(Records of document pages and text)
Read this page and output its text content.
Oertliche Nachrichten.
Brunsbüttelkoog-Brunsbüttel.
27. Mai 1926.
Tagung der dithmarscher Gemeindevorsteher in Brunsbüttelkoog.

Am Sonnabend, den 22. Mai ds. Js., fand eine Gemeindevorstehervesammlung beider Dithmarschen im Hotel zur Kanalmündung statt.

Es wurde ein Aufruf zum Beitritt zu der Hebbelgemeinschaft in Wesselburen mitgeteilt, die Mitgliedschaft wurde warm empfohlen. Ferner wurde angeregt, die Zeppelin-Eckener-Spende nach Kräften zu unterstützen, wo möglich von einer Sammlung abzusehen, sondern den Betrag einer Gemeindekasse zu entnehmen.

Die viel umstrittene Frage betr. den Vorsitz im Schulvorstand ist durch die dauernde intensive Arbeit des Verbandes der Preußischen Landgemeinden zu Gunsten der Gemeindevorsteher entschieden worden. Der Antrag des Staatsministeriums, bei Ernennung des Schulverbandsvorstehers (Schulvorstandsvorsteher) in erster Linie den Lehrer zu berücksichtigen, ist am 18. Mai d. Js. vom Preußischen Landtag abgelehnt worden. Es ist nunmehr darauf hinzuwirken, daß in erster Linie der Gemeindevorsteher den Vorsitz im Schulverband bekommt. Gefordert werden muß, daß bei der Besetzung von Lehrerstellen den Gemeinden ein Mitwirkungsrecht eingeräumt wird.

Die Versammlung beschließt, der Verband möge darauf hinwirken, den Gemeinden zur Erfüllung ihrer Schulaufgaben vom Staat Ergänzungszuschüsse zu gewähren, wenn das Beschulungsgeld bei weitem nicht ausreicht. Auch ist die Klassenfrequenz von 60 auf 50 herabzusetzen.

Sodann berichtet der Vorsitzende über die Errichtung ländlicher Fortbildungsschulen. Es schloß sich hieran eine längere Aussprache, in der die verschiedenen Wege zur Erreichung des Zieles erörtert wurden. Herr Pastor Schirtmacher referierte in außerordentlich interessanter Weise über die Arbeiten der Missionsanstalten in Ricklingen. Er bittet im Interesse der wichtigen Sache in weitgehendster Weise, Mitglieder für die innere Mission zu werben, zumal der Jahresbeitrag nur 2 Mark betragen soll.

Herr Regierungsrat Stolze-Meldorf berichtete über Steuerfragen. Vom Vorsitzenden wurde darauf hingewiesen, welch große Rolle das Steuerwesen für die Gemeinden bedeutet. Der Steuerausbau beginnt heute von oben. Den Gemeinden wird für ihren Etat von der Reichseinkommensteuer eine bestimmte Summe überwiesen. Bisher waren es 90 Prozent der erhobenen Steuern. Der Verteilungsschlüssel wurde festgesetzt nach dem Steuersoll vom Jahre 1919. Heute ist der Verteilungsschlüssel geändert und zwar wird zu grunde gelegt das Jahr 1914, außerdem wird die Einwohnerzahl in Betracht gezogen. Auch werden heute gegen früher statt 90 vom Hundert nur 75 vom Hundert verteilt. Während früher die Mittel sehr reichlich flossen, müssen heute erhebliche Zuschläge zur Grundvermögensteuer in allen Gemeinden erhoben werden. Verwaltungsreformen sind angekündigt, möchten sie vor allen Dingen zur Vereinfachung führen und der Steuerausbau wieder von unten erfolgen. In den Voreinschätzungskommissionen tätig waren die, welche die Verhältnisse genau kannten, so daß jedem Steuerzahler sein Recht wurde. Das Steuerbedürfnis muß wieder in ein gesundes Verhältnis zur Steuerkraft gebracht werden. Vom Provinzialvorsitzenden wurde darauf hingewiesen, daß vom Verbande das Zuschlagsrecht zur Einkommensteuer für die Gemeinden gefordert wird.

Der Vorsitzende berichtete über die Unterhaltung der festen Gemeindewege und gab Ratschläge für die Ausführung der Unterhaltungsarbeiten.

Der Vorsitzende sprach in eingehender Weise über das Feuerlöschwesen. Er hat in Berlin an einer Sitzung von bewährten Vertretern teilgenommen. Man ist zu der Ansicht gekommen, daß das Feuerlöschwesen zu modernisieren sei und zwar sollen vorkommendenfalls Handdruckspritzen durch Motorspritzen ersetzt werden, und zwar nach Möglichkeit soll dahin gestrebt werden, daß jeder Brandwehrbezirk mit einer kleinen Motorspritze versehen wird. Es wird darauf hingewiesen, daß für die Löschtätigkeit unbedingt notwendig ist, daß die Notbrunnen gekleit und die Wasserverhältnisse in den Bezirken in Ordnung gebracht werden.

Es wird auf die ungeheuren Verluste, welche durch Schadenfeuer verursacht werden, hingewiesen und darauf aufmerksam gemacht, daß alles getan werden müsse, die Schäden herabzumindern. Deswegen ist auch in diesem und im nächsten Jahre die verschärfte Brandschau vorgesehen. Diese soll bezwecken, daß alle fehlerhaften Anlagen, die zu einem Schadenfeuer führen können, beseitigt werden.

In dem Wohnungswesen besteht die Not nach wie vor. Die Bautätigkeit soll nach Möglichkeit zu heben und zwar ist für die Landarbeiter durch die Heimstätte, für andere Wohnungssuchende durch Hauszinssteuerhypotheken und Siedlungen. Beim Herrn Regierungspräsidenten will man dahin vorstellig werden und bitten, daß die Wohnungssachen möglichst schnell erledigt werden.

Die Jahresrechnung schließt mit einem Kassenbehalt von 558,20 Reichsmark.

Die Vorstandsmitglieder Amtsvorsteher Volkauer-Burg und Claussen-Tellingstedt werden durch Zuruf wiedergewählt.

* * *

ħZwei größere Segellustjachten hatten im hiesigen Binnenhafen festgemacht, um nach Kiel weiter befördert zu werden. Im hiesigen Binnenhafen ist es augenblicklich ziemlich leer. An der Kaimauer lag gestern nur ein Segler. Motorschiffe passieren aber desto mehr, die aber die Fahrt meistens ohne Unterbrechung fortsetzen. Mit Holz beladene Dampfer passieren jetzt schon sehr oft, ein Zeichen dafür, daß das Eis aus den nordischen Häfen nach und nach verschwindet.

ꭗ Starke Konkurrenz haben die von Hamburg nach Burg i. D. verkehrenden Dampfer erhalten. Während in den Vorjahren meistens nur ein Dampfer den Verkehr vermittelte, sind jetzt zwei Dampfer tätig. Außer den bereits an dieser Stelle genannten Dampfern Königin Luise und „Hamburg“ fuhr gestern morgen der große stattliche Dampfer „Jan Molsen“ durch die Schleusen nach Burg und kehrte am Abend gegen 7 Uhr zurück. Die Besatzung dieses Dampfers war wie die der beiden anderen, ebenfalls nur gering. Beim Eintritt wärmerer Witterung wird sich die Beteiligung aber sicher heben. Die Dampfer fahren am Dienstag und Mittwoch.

### [What to produce]
Pull each line containing "einem" from the records.

### [Exercise result]
Es wird auf die ungeheuren Verluste, welche durch Schadenfeuer verursacht werden, hingewiesen und darauf aufmerksam gemacht, daß alles getan werden müsse, die Schäden herabzumindern. Deswegen ist auch in diesem und im nächsten Jahre die verschärfte Brandschau vorgesehen. Diese soll bezwecken, daß alle fehlerhaften Anlagen, die zu einem Schadenfeuer führen können, beseitigt werden.
Die Jahresrechnung schließt mit einem Kassenbehalt von 558,20 Reichsmark.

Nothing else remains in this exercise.